**DIRECTION**.
Using the material that follows, identify and copy each line with the string "中保存时间".

Stored items:

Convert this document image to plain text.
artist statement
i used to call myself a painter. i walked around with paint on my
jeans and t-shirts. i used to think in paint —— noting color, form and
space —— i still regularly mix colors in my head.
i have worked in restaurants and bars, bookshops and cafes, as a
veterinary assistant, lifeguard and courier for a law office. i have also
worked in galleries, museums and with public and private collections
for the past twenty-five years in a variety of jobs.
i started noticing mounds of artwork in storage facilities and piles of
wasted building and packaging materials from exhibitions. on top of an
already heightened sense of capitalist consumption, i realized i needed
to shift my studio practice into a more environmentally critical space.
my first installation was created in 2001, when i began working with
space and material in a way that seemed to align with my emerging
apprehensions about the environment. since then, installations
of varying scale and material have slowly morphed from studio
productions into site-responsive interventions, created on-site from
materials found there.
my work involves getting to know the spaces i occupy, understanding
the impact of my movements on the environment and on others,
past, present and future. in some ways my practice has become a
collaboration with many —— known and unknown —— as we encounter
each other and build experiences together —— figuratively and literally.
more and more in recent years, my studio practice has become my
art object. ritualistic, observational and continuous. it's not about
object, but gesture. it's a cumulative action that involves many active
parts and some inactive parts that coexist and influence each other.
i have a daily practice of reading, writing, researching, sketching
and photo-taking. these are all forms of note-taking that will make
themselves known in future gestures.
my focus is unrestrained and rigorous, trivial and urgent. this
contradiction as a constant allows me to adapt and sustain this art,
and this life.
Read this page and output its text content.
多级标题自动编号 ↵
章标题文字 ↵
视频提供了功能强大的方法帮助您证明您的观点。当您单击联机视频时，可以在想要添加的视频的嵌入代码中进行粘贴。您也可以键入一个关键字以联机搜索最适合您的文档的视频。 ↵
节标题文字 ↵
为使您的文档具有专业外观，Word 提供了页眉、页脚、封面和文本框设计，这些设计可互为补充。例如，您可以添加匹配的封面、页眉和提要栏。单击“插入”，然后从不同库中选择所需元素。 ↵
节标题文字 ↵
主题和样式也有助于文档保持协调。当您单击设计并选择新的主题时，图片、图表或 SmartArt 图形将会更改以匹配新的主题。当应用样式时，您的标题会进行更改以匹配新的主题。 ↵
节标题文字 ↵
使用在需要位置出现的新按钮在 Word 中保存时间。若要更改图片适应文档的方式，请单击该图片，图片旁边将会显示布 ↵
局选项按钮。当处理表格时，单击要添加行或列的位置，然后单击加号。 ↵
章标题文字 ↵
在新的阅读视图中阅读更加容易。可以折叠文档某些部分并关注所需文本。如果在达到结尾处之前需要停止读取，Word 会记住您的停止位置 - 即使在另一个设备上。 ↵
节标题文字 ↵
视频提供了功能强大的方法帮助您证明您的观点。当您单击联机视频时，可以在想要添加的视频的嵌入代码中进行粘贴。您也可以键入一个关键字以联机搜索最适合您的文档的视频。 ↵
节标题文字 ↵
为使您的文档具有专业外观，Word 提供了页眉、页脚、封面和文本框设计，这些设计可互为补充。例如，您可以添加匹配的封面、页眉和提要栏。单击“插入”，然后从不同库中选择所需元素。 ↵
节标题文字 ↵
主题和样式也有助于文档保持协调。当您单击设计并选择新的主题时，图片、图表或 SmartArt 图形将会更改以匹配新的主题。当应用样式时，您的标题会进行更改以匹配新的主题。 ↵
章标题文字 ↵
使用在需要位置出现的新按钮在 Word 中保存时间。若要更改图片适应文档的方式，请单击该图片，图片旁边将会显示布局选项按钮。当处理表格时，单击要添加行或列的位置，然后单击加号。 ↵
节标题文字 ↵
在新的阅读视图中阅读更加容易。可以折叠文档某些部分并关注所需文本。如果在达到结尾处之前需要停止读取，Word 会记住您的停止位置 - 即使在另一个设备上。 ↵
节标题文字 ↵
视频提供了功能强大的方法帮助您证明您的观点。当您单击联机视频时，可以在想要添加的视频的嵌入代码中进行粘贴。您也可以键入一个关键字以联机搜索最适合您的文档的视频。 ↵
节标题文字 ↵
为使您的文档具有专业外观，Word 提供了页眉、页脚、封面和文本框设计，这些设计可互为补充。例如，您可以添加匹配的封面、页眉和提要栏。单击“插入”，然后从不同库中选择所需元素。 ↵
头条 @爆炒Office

**REPLY TO THE EXERCISE**.
使用在需要位置出现的新按钮在 Word 中保存时间。若要更改图片适应文档的方式，请单击该图片，图片旁边将会显示布 ↵
使用在需要位置出现的新按钮在 Word 中保存时间。若要更改图片适应文档的方式，请单击该图片，图片旁边将会显示布局选项按钮。当处理表格时，单击要添加行或列的位置，然后单击加号。 ↵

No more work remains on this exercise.